··· EXCERPTED RECORDS
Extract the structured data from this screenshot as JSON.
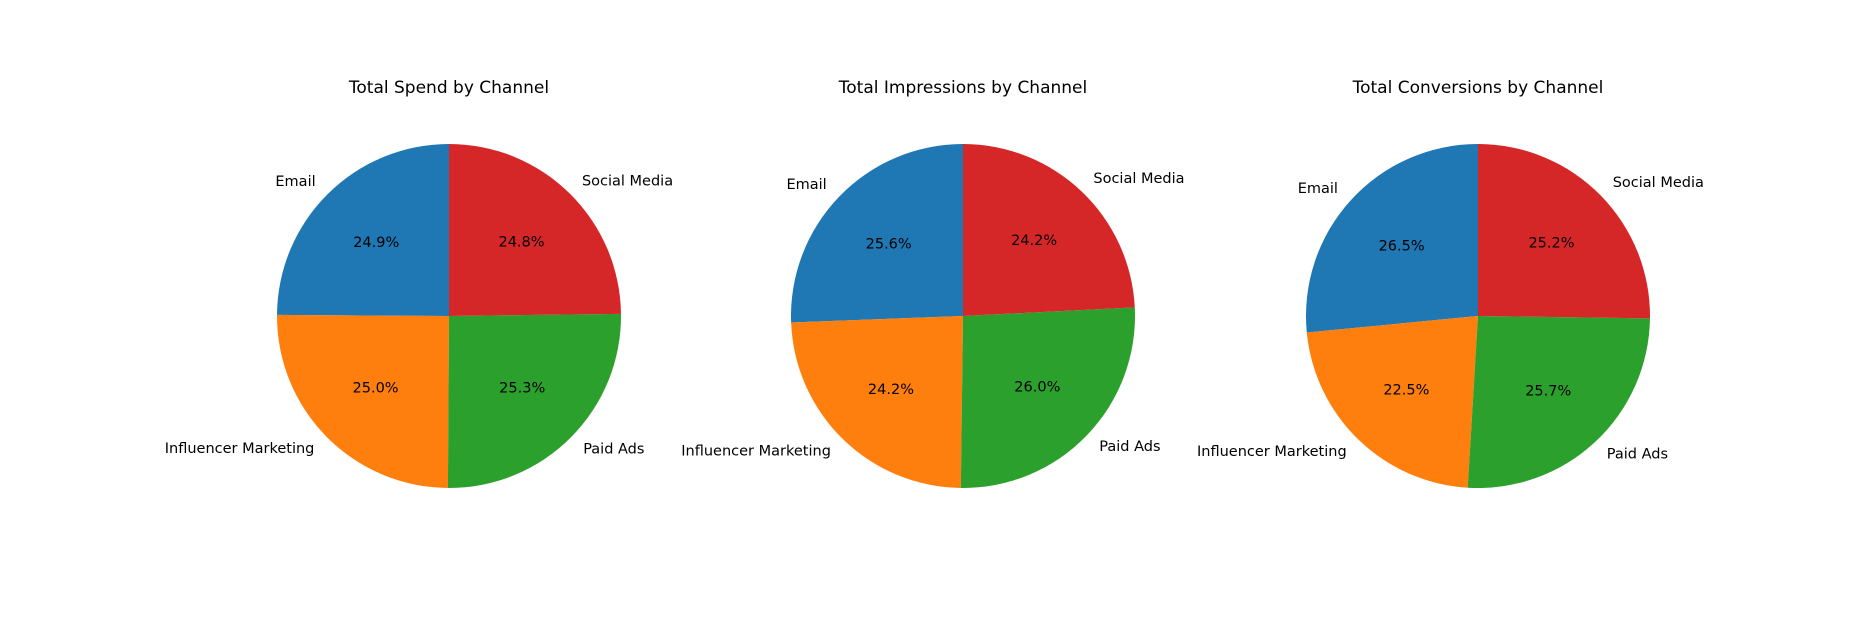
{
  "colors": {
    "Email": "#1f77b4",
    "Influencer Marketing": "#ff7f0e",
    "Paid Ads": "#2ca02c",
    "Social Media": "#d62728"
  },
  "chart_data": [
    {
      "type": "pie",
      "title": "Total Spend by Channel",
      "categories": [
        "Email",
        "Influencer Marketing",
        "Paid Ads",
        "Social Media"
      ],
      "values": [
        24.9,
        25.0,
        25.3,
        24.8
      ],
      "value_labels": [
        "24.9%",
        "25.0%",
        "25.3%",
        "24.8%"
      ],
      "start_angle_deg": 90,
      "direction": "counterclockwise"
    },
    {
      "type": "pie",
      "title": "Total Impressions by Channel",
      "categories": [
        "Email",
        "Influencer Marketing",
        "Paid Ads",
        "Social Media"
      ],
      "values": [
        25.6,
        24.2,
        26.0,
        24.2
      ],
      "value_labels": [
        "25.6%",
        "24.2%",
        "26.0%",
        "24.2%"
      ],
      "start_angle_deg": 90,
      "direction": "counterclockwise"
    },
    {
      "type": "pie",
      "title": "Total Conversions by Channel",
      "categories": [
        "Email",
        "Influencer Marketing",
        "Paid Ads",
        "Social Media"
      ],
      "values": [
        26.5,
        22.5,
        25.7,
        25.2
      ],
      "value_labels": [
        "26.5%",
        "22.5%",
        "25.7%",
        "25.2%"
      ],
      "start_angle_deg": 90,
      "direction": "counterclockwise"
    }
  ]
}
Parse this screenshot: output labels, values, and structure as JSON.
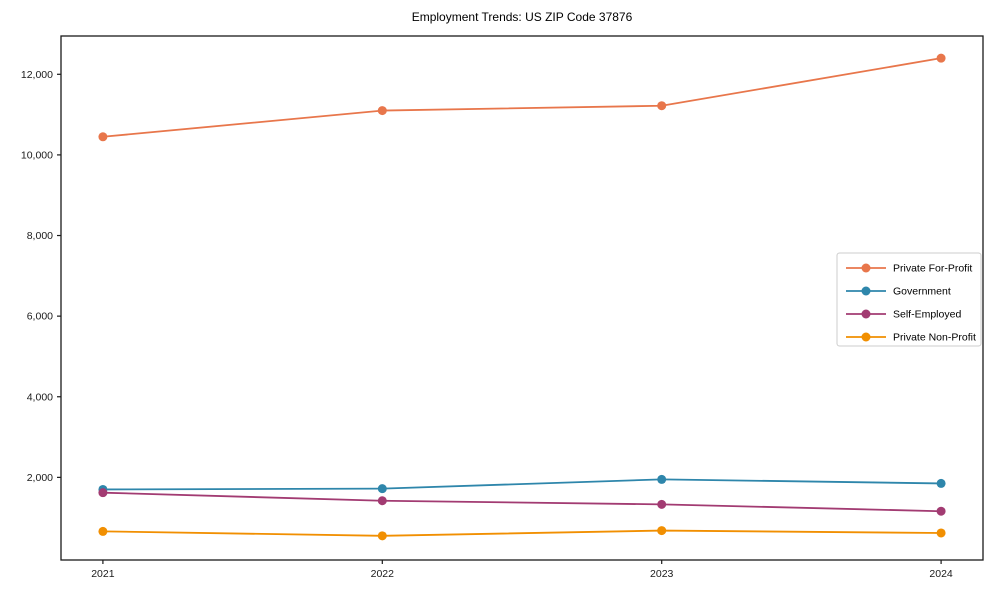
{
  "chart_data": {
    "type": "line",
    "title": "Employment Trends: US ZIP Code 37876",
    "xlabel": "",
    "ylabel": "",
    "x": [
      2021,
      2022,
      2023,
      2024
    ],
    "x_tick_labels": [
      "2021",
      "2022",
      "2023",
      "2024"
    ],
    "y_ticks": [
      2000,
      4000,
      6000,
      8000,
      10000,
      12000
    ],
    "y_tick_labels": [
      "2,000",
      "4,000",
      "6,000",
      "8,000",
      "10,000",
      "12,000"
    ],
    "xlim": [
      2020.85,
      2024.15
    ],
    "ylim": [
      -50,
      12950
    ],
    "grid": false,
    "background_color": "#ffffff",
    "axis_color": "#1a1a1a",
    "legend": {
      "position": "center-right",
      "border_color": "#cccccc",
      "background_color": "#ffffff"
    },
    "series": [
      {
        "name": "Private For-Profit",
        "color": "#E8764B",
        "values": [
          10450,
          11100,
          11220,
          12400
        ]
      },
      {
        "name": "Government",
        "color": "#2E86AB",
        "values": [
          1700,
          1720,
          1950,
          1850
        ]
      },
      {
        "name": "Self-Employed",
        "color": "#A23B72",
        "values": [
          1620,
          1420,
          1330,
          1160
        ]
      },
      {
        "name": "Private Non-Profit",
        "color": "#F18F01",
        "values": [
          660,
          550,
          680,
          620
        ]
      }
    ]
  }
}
······
**THE EXERCISE**
Using the data above, print every line exactly, omitting pictures.

**TASK SOLUTION**
Extract the structured data from this screenshot as JSON.
{
  "colors": {
    "Email": "#1f77b4",
    "Influencer Marketing": "#ff7f0e",
    "Paid Ads": "#2ca02c",
    "Social Media": "#d62728"
  },
  "chart_data": [
    {
      "type": "pie",
      "title": "Total Spend by Channel",
      "categories": [
        "Email",
        "Influencer Marketing",
        "Paid Ads",
        "Social Media"
      ],
      "values": [
        24.9,
        25.0,
        25.3,
        24.8
      ],
      "value_labels": [
        "24.9%",
        "25.0%",
        "25.3%",
        "24.8%"
      ],
      "start_angle_deg": 90,
      "direction": "counterclockwise"
    },
    {
      "type": "pie",
      "title": "Total Impressions by Channel",
      "categories": [
        "Email",
        "Influencer Marketing",
        "Paid Ads",
        "Social Media"
      ],
      "values": [
        25.6,
        24.2,
        26.0,
        24.2
      ],
      "value_labels": [
        "25.6%",
        "24.2%",
        "26.0%",
        "24.2%"
      ],
      "start_angle_deg": 90,
      "direction": "counterclockwise"
    },
    {
      "type": "pie",
      "title": "Total Conversions by Channel",
      "categories": [
        "Email",
        "Influencer Marketing",
        "Paid Ads",
        "Social Media"
      ],
      "values": [
        26.5,
        22.5,
        25.7,
        25.2
      ],
      "value_labels": [
        "26.5%",
        "22.5%",
        "25.7%",
        "25.2%"
      ],
      "start_angle_deg": 90,
      "direction": "counterclockwise"
    }
  ]
}
Parse this screenshot: output labels, values, and structure as JSON.
{
  "chart_data": {
    "type": "line",
    "title": "Employment Trends: US ZIP Code 37876",
    "xlabel": "",
    "ylabel": "",
    "x": [
      2021,
      2022,
      2023,
      2024
    ],
    "x_tick_labels": [
      "2021",
      "2022",
      "2023",
      "2024"
    ],
    "y_ticks": [
      2000,
      4000,
      6000,
      8000,
      10000,
      12000
    ],
    "y_tick_labels": [
      "2,000",
      "4,000",
      "6,000",
      "8,000",
      "10,000",
      "12,000"
    ],
    "xlim": [
      2020.85,
      2024.15
    ],
    "ylim": [
      -50,
      12950
    ],
    "grid": false,
    "background_color": "#ffffff",
    "axis_color": "#1a1a1a",
    "legend": {
      "position": "center-right",
      "border_color": "#cccccc",
      "background_color": "#ffffff"
    },
    "series": [
      {
        "name": "Private For-Profit",
        "color": "#E8764B",
        "values": [
          10450,
          11100,
          11220,
          12400
        ]
      },
      {
        "name": "Government",
        "color": "#2E86AB",
        "values": [
          1700,
          1720,
          1950,
          1850
        ]
      },
      {
        "name": "Self-Employed",
        "color": "#A23B72",
        "values": [
          1620,
          1420,
          1330,
          1160
        ]
      },
      {
        "name": "Private Non-Profit",
        "color": "#F18F01",
        "values": [
          660,
          550,
          680,
          620
        ]
      }
    ]
  }
}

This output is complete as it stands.